**SOURCE DATA**
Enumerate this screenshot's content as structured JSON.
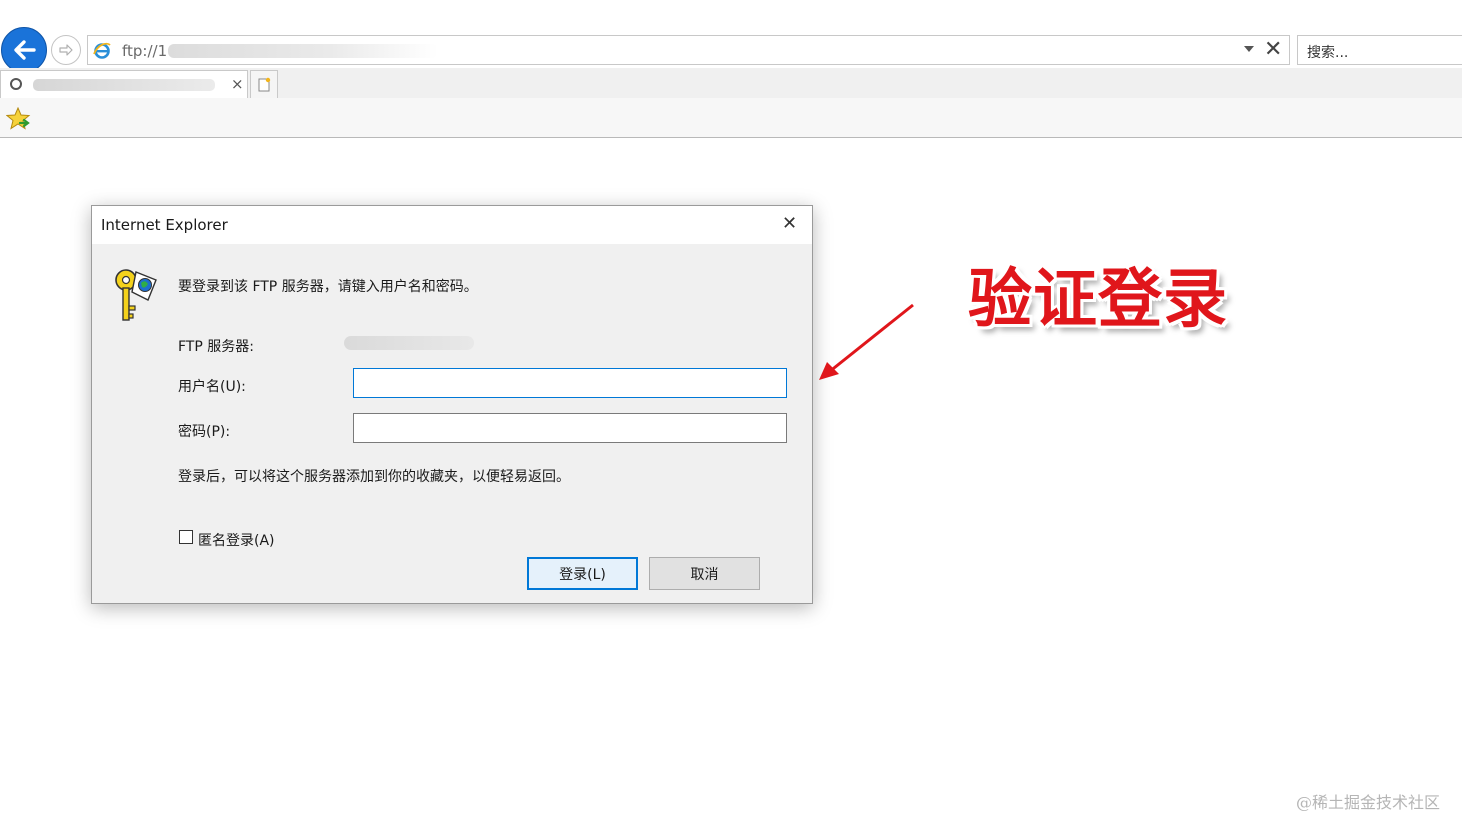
{
  "browser": {
    "address": "ftp://1",
    "search_placeholder": "搜索...",
    "tab_close": "×",
    "stop": "✕"
  },
  "dialog": {
    "title": "Internet Explorer",
    "close": "✕",
    "prompt": "要登录到该 FTP 服务器，请键入用户名和密码。",
    "server_label": "FTP 服务器:",
    "username_label": "用户名(U):",
    "password_label": "密码(P):",
    "username_value": "",
    "password_value": "",
    "note": "登录后，可以将这个服务器添加到你的收藏夹，以便轻易返回。",
    "anonymous_label": "匿名登录(A)",
    "anonymous_checked": false,
    "login_button": "登录(L)",
    "cancel_button": "取消"
  },
  "annotation": {
    "text": "验证登录",
    "color": "#e0161b"
  },
  "watermark": "@稀土掘金技术社区",
  "icons": {
    "back": "back-arrow-icon",
    "forward": "forward-arrow-icon",
    "page": "ie-page-icon",
    "key": "ftp-key-icon",
    "favorites": "favorites-star-icon"
  }
}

**EXERCISE REQUIREMENTS**
Restate each line of the records exactly; pictures do not belong in the copy.

**REPLY**
Enumerate this screenshot's content as structured JSON.
{
  "browser": {
    "address": "ftp://1",
    "search_placeholder": "搜索...",
    "tab_close": "×",
    "stop": "✕"
  },
  "dialog": {
    "title": "Internet Explorer",
    "close": "✕",
    "prompt": "要登录到该 FTP 服务器，请键入用户名和密码。",
    "server_label": "FTP 服务器:",
    "username_label": "用户名(U):",
    "password_label": "密码(P):",
    "username_value": "",
    "password_value": "",
    "note": "登录后，可以将这个服务器添加到你的收藏夹，以便轻易返回。",
    "anonymous_label": "匿名登录(A)",
    "anonymous_checked": false,
    "login_button": "登录(L)",
    "cancel_button": "取消"
  },
  "annotation": {
    "text": "验证登录",
    "color": "#e0161b"
  },
  "watermark": "@稀土掘金技术社区",
  "icons": {
    "back": "back-arrow-icon",
    "forward": "forward-arrow-icon",
    "page": "ie-page-icon",
    "key": "ftp-key-icon",
    "favorites": "favorites-star-icon"
  }
}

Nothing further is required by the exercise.